++++ Document extract ++++

Several intracardiac defects have been associated with PDE. The most common, patent foramen ovale, occurs in up to 27.3% of the general population (based on data from one large autopsy series).17 Atrial septal defect, pulmonary arteriovenous malformation, ventricular septal defect, Ebstein's anomaly and patent truncus arteriosus are also associated with PDE.5,8,9,18 The physiologic left-to-right atrial pressure gradient promotes left-to-right shunting across a cardiac defect; therefore, under normal conditions, such a defect does not cause PDE. However, when right atrial pressures increase and exceed left atrial pressures, right-to-left shunting occurs. Pulmonary embolism causes acute right atrial pressure elevation, and has been identified in at least 60% of diagnosed PDE.9,19 Other predisposing conditions include Valsalva manoeuvre, cough, and chronic lung disease with pulmonary hypertension.9,20

The optimal management of PDE remains controversial.10 The heterogeneity and complexity of these patients, together with their acuity of illness, makes management highly individualized.5,21 The most cost-effective diagnostic and treatment strategy is yet to be determined, and the optimal approach will depend on patient characteristics and available hospital resources and expertise.11 Most authors agree that systemic anticoagulation should be initiated immediately on the diagnosis of arterial emboli, unless there are major contraindications.6,9,11,19,22 Vena cava filter insertion is recommended when anticoagulation is contraindicated,23 although these filters do not protect against emboli smaller than 3 mm.24 Thrombolytic therapy is advised for the management of hemodynamically significant pulmonary embolism,19 and intra-arterial thrombolysis or surgical embolectomy should be considered in the treatment of limb-threatening ischemia.19 In the rare case of an impending PDE (e.g., thrombus straddling an intracardiac defect on echocardiography), intracardiac embolectomy and surgical correction of the intracardiac defect has been attempted successfully,25 as has urgent pulmonary embolectomy.26

Recommended therapies to prevent recurrent arterial embolism after PDE include antiplatelet agents, systemic anticoagulation, and percutaneous or open surgical closure of the intracardiac defect.21,27-29 Antiplatelet and antithrombotic therapy are simple and relatively inexpensive but have important disadvantages, including the need for prolonged or life-long treatment, the risk of major bleeding, and the possibility of significant drug interactions. Surgical closure of the intracardiac defect is invasive and expensive, with the known risks of open heart surgery. Percutaneous closure (with a variety of devices) appears to be safer and less expensive than open surgical methods, and has been used with increasing frequency during the last few years.10,12,30,31 These newer procedures have potential complications, including device embolization, cardiac tamponade and thrombus formation on the device surface. Unfortunately, because of the rarity of PDE, there have been no large prospective studies comparing medical treatment, surgery and percutaneous closure of intracardiac defects for the prevention of future PDE.

++++ Input data ++++

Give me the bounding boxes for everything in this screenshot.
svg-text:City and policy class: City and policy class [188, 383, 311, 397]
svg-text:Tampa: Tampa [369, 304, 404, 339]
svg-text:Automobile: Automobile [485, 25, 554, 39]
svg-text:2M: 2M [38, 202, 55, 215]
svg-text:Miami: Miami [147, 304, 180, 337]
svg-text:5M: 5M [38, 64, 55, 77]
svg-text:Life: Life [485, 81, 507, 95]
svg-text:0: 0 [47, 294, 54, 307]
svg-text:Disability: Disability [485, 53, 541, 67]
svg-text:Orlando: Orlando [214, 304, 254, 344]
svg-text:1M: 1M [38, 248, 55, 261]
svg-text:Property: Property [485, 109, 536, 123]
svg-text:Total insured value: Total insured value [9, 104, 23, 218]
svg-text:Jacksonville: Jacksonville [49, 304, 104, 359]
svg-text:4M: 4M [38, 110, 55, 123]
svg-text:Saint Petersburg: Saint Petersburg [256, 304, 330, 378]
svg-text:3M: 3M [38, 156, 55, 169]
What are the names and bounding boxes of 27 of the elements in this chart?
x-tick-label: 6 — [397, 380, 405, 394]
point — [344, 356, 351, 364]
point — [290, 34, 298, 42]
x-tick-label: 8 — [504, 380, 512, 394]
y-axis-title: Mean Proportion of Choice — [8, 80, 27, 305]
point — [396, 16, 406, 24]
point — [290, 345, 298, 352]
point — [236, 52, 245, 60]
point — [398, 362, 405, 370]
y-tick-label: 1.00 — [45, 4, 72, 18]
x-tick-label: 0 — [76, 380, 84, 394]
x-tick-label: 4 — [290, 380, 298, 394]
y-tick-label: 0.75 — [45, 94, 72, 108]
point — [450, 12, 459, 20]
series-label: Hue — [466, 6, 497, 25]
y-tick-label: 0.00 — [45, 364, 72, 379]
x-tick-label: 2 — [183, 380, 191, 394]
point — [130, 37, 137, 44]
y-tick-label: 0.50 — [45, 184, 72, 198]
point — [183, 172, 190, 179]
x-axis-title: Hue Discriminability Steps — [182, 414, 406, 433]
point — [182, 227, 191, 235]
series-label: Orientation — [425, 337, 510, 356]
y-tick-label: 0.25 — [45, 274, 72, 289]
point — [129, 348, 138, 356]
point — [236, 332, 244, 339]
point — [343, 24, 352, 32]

++++

Using the information:
1) According to the document extract, when is vena cava filter insertion recommended?
2) Translate this sentence from the document extract into Spanish: "Surgical closure of the intracardiac defect is invasive and expensive, with the known risks of open heart surgery."

Outputs by task:
1) When anticoagulation is contraindicated.

2) El cierre quirúrgico del defecto intracardíaco es invasivo y costoso, con los riesgos conocidos de la cirugía a corazón abierto.